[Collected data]
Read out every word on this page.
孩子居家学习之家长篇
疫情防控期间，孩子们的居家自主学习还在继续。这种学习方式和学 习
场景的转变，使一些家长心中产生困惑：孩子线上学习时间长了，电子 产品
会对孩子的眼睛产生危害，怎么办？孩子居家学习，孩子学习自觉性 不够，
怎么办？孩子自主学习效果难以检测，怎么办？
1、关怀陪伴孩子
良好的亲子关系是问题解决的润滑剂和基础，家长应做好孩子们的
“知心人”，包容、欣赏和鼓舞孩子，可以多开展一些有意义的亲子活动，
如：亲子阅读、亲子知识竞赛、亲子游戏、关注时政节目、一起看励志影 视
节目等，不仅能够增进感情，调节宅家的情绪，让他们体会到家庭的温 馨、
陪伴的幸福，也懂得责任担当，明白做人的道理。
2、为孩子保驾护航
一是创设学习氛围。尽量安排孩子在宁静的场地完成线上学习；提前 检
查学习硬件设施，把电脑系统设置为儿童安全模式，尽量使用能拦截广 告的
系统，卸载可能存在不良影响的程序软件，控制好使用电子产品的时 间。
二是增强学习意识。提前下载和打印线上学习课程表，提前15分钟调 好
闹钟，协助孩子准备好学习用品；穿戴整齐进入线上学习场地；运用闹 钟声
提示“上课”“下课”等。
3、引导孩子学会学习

▶ **What is being asked**
Return every record above exactly as it appears.

▶ **Output of the exercise**
Read out every word on this page.
孩子居家学习之家长篇
疫情防控期间，孩子们的居家自主学习还在继续。这种学习方式和学 习
场景的转变，使一些家长心中产生困惑：孩子线上学习时间长了，电子 产品
会对孩子的眼睛产生危害，怎么办？孩子居家学习，孩子学习自觉性 不够，
怎么办？孩子自主学习效果难以检测，怎么办？
1、关怀陪伴孩子
良好的亲子关系是问题解决的润滑剂和基础，家长应做好孩子们的
“知心人”，包容、欣赏和鼓舞孩子，可以多开展一些有意义的亲子活动，
如：亲子阅读、亲子知识竞赛、亲子游戏、关注时政节目、一起看励志影 视
节目等，不仅能够增进感情，调节宅家的情绪，让他们体会到家庭的温 馨、
陪伴的幸福，也懂得责任担当，明白做人的道理。
2、为孩子保驾护航
一是创设学习氛围。尽量安排孩子在宁静的场地完成线上学习；提前 检
查学习硬件设施，把电脑系统设置为儿童安全模式，尽量使用能拦截广 告的
系统，卸载可能存在不良影响的程序软件，控制好使用电子产品的时 间。
二是增强学习意识。提前下载和打印线上学习课程表，提前15分钟调 好
闹钟，协助孩子准备好学习用品；穿戴整齐进入线上学习场地；运用闹 钟声
提示“上课”“下课”等。
3、引导孩子学会学习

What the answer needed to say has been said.